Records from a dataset
# # #

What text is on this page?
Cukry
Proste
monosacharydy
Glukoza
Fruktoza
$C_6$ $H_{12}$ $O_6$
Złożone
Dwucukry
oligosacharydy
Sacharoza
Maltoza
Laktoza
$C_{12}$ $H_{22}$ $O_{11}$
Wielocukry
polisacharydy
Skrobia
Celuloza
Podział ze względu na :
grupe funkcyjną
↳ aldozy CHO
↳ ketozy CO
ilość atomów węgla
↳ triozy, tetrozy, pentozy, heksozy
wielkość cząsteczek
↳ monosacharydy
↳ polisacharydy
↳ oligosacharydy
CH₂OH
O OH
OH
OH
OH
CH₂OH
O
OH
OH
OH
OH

# # #

● **To be done**
Reproduce the listing shown above in its entirety, exactly.

● **Written reply**
What text is on this page?
Cukry
Proste
monosacharydy
Glukoza
Fruktoza
$C_6$ $H_{12}$ $O_6$
Złożone
Dwucukry
oligosacharydy
Sacharoza
Maltoza
Laktoza
$C_{12}$ $H_{22}$ $O_{11}$
Wielocukry
polisacharydy
Skrobia
Celuloza
Podział ze względu na :
grupe funkcyjną
↳ aldozy CHO
↳ ketozy CO
ilość atomów węgla
↳ triozy, tetrozy, pentozy, heksozy
wielkość cząsteczek
↳ monosacharydy
↳ polisacharydy
↳ oligosacharydy
CH₂OH
O OH
OH
OH
OH
CH₂OH
O
OH
OH
OH
OH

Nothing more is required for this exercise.